Information shown
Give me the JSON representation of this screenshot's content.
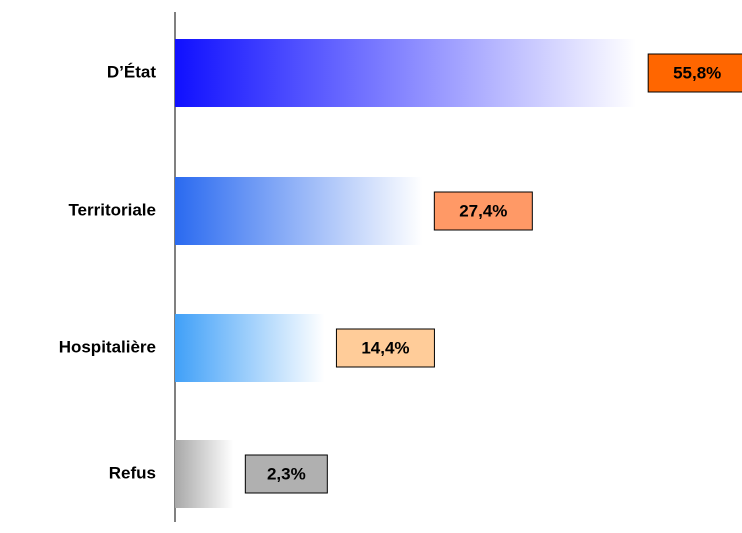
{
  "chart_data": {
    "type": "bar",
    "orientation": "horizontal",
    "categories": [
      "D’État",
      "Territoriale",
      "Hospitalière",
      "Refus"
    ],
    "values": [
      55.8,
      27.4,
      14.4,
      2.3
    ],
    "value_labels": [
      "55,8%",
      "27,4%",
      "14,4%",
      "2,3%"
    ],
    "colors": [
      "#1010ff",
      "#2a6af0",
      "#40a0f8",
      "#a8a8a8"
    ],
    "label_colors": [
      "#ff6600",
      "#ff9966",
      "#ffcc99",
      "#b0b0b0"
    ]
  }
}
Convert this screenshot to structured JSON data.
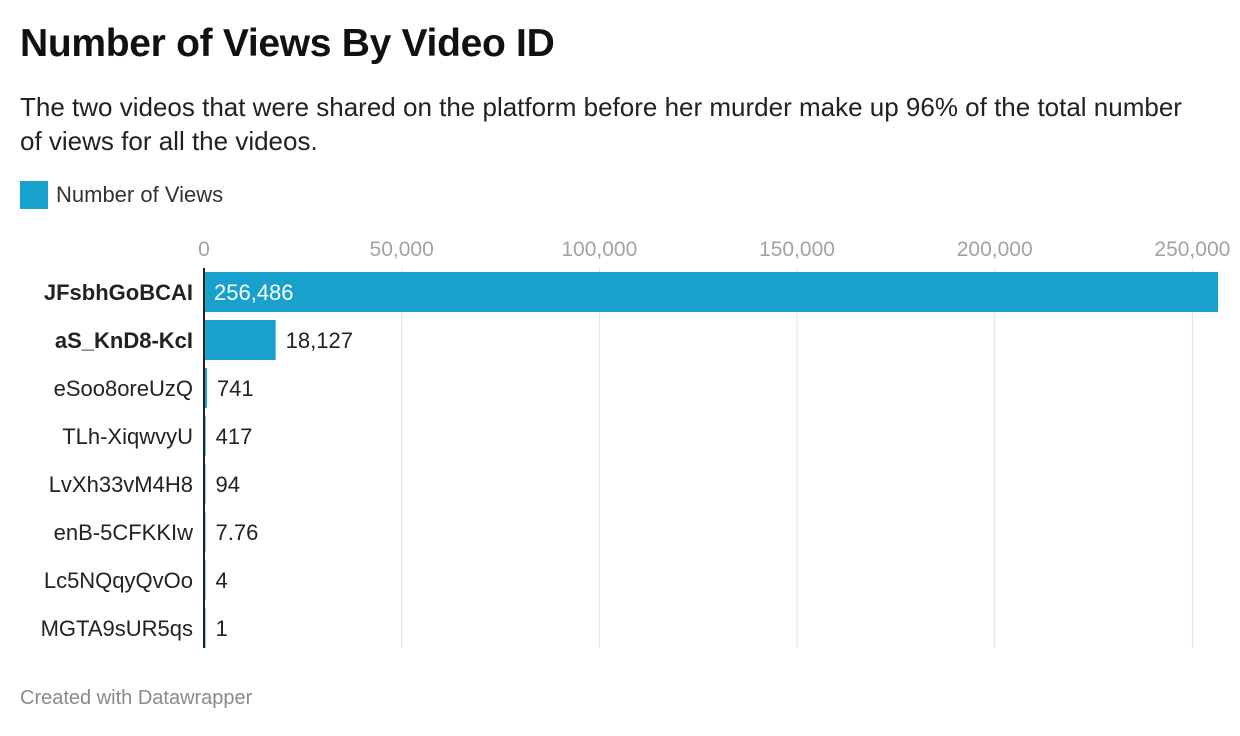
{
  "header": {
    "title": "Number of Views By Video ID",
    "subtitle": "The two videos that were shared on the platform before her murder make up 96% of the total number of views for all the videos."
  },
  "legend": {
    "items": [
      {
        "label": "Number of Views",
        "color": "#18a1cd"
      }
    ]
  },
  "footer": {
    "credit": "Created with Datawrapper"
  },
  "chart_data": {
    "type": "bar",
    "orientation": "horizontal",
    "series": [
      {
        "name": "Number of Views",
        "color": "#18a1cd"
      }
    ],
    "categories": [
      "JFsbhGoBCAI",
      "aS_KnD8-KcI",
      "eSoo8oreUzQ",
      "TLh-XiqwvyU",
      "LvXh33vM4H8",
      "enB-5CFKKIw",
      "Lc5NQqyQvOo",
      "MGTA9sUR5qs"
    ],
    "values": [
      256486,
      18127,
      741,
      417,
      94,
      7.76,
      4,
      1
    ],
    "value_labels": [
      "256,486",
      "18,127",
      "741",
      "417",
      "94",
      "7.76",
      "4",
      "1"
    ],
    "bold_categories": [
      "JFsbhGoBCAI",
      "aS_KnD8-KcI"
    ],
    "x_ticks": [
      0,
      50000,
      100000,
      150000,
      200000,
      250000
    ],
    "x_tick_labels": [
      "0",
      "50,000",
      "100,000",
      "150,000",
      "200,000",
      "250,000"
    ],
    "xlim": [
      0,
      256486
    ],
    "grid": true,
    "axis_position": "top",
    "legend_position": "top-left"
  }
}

Exercise details
Write out the listing above again, exactly, but with no pictures in the copy.

Complete response
Give me the JSON representation of this screenshot's content.
{
  "chart_data": {
    "type": "bar",
    "orientation": "horizontal",
    "categories": [
      "D’État",
      "Territoriale",
      "Hospitalière",
      "Refus"
    ],
    "values": [
      55.8,
      27.4,
      14.4,
      2.3
    ],
    "value_labels": [
      "55,8%",
      "27,4%",
      "14,4%",
      "2,3%"
    ],
    "colors": [
      "#1010ff",
      "#2a6af0",
      "#40a0f8",
      "#a8a8a8"
    ],
    "label_colors": [
      "#ff6600",
      "#ff9966",
      "#ffcc99",
      "#b0b0b0"
    ]
  }
}
Convert this screenshot to structured JSON data.
{
  "header": {
    "title": "Number of Views By Video ID",
    "subtitle": "The two videos that were shared on the platform before her murder make up 96% of the total number of views for all the videos."
  },
  "legend": {
    "items": [
      {
        "label": "Number of Views",
        "color": "#18a1cd"
      }
    ]
  },
  "footer": {
    "credit": "Created with Datawrapper"
  },
  "chart_data": {
    "type": "bar",
    "orientation": "horizontal",
    "series": [
      {
        "name": "Number of Views",
        "color": "#18a1cd"
      }
    ],
    "categories": [
      "JFsbhGoBCAI",
      "aS_KnD8-KcI",
      "eSoo8oreUzQ",
      "TLh-XiqwvyU",
      "LvXh33vM4H8",
      "enB-5CFKKIw",
      "Lc5NQqyQvOo",
      "MGTA9sUR5qs"
    ],
    "values": [
      256486,
      18127,
      741,
      417,
      94,
      7.76,
      4,
      1
    ],
    "value_labels": [
      "256,486",
      "18,127",
      "741",
      "417",
      "94",
      "7.76",
      "4",
      "1"
    ],
    "bold_categories": [
      "JFsbhGoBCAI",
      "aS_KnD8-KcI"
    ],
    "x_ticks": [
      0,
      50000,
      100000,
      150000,
      200000,
      250000
    ],
    "x_tick_labels": [
      "0",
      "50,000",
      "100,000",
      "150,000",
      "200,000",
      "250,000"
    ],
    "xlim": [
      0,
      256486
    ],
    "grid": true,
    "axis_position": "top",
    "legend_position": "top-left"
  }
}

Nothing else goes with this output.